The request =
Here are some records. Copy each one exactly.

Records that describe figures
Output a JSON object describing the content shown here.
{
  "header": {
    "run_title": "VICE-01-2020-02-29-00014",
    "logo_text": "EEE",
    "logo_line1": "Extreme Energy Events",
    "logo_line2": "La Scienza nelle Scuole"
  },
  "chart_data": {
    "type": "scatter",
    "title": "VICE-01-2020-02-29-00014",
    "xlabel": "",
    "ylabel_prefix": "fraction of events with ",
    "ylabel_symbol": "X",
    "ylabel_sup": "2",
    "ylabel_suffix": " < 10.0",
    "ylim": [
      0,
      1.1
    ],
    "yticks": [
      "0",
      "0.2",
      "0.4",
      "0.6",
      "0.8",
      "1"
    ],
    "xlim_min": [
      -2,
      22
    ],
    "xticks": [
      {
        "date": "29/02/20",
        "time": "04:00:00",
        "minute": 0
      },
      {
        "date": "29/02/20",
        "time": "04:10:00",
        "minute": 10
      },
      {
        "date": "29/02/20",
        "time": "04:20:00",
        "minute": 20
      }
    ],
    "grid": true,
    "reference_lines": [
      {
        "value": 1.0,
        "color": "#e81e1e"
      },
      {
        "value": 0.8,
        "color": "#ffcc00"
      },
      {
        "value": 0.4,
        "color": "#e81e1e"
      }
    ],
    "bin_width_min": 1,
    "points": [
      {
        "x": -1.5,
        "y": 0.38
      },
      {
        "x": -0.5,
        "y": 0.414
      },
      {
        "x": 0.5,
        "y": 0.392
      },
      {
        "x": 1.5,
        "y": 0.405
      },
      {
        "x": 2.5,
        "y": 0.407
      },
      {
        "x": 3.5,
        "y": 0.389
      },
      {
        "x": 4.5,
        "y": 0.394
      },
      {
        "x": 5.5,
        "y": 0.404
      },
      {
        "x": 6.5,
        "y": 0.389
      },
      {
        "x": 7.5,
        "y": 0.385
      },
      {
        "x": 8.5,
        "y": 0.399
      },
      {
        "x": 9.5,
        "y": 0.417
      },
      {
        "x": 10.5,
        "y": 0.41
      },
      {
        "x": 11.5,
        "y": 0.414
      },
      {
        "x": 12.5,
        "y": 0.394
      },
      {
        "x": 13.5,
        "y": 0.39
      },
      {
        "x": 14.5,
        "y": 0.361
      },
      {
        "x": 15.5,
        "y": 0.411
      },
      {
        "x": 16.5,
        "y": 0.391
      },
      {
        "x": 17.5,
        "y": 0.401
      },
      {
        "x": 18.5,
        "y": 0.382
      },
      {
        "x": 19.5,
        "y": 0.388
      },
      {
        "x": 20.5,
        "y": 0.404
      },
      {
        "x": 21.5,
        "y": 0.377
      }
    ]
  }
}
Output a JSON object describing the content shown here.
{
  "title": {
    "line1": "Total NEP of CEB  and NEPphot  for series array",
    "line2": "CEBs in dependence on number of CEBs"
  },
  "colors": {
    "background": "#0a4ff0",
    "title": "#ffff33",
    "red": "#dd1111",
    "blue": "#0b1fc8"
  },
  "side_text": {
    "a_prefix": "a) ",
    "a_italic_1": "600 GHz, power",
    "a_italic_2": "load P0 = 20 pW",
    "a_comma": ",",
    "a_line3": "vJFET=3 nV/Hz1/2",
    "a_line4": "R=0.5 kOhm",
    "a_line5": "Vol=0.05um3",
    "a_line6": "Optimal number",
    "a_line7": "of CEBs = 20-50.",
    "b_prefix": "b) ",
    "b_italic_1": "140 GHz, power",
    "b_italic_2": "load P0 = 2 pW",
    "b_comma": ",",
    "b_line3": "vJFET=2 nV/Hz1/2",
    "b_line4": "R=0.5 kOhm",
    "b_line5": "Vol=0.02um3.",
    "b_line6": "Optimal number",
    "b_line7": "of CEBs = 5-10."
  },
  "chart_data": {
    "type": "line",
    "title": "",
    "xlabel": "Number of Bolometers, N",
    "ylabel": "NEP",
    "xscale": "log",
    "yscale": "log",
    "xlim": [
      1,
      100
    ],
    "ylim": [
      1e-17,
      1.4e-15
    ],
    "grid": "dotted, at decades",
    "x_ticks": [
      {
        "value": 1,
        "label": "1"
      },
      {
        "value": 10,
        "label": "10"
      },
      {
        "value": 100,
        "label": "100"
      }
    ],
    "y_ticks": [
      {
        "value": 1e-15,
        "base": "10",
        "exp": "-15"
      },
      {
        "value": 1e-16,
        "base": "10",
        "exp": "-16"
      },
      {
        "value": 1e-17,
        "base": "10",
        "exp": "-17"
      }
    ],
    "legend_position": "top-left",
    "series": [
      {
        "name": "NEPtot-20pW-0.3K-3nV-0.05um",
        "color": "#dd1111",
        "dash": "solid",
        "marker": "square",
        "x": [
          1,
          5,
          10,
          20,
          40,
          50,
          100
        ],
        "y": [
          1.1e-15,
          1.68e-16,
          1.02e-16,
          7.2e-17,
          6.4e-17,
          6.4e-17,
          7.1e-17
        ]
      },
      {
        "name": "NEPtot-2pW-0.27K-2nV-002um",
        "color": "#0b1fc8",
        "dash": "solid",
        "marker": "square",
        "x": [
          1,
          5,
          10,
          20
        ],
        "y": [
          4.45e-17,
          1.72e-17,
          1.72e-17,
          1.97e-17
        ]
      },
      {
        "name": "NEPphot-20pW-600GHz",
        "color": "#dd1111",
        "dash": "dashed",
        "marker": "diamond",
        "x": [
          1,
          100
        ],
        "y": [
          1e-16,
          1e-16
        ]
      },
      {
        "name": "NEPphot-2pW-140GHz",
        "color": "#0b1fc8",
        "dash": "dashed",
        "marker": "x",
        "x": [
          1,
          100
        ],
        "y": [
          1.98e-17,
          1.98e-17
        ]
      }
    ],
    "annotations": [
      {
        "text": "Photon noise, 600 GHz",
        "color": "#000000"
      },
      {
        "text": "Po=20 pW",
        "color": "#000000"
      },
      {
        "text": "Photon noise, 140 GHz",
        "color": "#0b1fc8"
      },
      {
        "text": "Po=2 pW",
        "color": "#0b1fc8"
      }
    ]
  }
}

Answer =
Output a JSON object describing the content shown here.
{
  "header": {
    "run_title": "VICE-01-2020-02-29-00014",
    "logo_text": "EEE",
    "logo_line1": "Extreme Energy Events",
    "logo_line2": "La Scienza nelle Scuole"
  },
  "chart_data": {
    "type": "scatter",
    "title": "VICE-01-2020-02-29-00014",
    "xlabel": "",
    "ylabel_prefix": "fraction of events with ",
    "ylabel_symbol": "X",
    "ylabel_sup": "2",
    "ylabel_suffix": " < 10.0",
    "ylim": [
      0,
      1.1
    ],
    "yticks": [
      "0",
      "0.2",
      "0.4",
      "0.6",
      "0.8",
      "1"
    ],
    "xlim_min": [
      -2,
      22
    ],
    "xticks": [
      {
        "date": "29/02/20",
        "time": "04:00:00",
        "minute": 0
      },
      {
        "date": "29/02/20",
        "time": "04:10:00",
        "minute": 10
      },
      {
        "date": "29/02/20",
        "time": "04:20:00",
        "minute": 20
      }
    ],
    "grid": true,
    "reference_lines": [
      {
        "value": 1.0,
        "color": "#e81e1e"
      },
      {
        "value": 0.8,
        "color": "#ffcc00"
      },
      {
        "value": 0.4,
        "color": "#e81e1e"
      }
    ],
    "bin_width_min": 1,
    "points": [
      {
        "x": -1.5,
        "y": 0.38
      },
      {
        "x": -0.5,
        "y": 0.414
      },
      {
        "x": 0.5,
        "y": 0.392
      },
      {
        "x": 1.5,
        "y": 0.405
      },
      {
        "x": 2.5,
        "y": 0.407
      },
      {
        "x": 3.5,
        "y": 0.389
      },
      {
        "x": 4.5,
        "y": 0.394
      },
      {
        "x": 5.5,
        "y": 0.404
      },
      {
        "x": 6.5,
        "y": 0.389
      },
      {
        "x": 7.5,
        "y": 0.385
      },
      {
        "x": 8.5,
        "y": 0.399
      },
      {
        "x": 9.5,
        "y": 0.417
      },
      {
        "x": 10.5,
        "y": 0.41
      },
      {
        "x": 11.5,
        "y": 0.414
      },
      {
        "x": 12.5,
        "y": 0.394
      },
      {
        "x": 13.5,
        "y": 0.39
      },
      {
        "x": 14.5,
        "y": 0.361
      },
      {
        "x": 15.5,
        "y": 0.411
      },
      {
        "x": 16.5,
        "y": 0.391
      },
      {
        "x": 17.5,
        "y": 0.401
      },
      {
        "x": 18.5,
        "y": 0.382
      },
      {
        "x": 19.5,
        "y": 0.388
      },
      {
        "x": 20.5,
        "y": 0.404
      },
      {
        "x": 21.5,
        "y": 0.377
      }
    ]
  }
}
Output a JSON object describing the content shown here.
{
  "title": {
    "line1": "Total NEP of CEB  and NEPphot  for series array",
    "line2": "CEBs in dependence on number of CEBs"
  },
  "colors": {
    "background": "#0a4ff0",
    "title": "#ffff33",
    "red": "#dd1111",
    "blue": "#0b1fc8"
  },
  "side_text": {
    "a_prefix": "a) ",
    "a_italic_1": "600 GHz, power",
    "a_italic_2": "load P0 = 20 pW",
    "a_comma": ",",
    "a_line3": "vJFET=3 nV/Hz1/2",
    "a_line4": "R=0.5 kOhm",
    "a_line5": "Vol=0.05um3",
    "a_line6": "Optimal number",
    "a_line7": "of CEBs = 20-50.",
    "b_prefix": "b) ",
    "b_italic_1": "140 GHz, power",
    "b_italic_2": "load P0 = 2 pW",
    "b_comma": ",",
    "b_line3": "vJFET=2 nV/Hz1/2",
    "b_line4": "R=0.5 kOhm",
    "b_line5": "Vol=0.02um3.",
    "b_line6": "Optimal number",
    "b_line7": "of CEBs = 5-10."
  },
  "chart_data": {
    "type": "line",
    "title": "",
    "xlabel": "Number of Bolometers, N",
    "ylabel": "NEP",
    "xscale": "log",
    "yscale": "log",
    "xlim": [
      1,
      100
    ],
    "ylim": [
      1e-17,
      1.4e-15
    ],
    "grid": "dotted, at decades",
    "x_ticks": [
      {
        "value": 1,
        "label": "1"
      },
      {
        "value": 10,
        "label": "10"
      },
      {
        "value": 100,
        "label": "100"
      }
    ],
    "y_ticks": [
      {
        "value": 1e-15,
        "base": "10",
        "exp": "-15"
      },
      {
        "value": 1e-16,
        "base": "10",
        "exp": "-16"
      },
      {
        "value": 1e-17,
        "base": "10",
        "exp": "-17"
      }
    ],
    "legend_position": "top-left",
    "series": [
      {
        "name": "NEPtot-20pW-0.3K-3nV-0.05um",
        "color": "#dd1111",
        "dash": "solid",
        "marker": "square",
        "x": [
          1,
          5,
          10,
          20,
          40,
          50,
          100
        ],
        "y": [
          1.1e-15,
          1.68e-16,
          1.02e-16,
          7.2e-17,
          6.4e-17,
          6.4e-17,
          7.1e-17
        ]
      },
      {
        "name": "NEPtot-2pW-0.27K-2nV-002um",
        "color": "#0b1fc8",
        "dash": "solid",
        "marker": "square",
        "x": [
          1,
          5,
          10,
          20
        ],
        "y": [
          4.45e-17,
          1.72e-17,
          1.72e-17,
          1.97e-17
        ]
      },
      {
        "name": "NEPphot-20pW-600GHz",
        "color": "#dd1111",
        "dash": "dashed",
        "marker": "diamond",
        "x": [
          1,
          100
        ],
        "y": [
          1e-16,
          1e-16
        ]
      },
      {
        "name": "NEPphot-2pW-140GHz",
        "color": "#0b1fc8",
        "dash": "dashed",
        "marker": "x",
        "x": [
          1,
          100
        ],
        "y": [
          1.98e-17,
          1.98e-17
        ]
      }
    ],
    "annotations": [
      {
        "text": "Photon noise, 600 GHz",
        "color": "#000000"
      },
      {
        "text": "Po=20 pW",
        "color": "#000000"
      },
      {
        "text": "Photon noise, 140 GHz",
        "color": "#0b1fc8"
      },
      {
        "text": "Po=2 pW",
        "color": "#0b1fc8"
      }
    ]
  }
}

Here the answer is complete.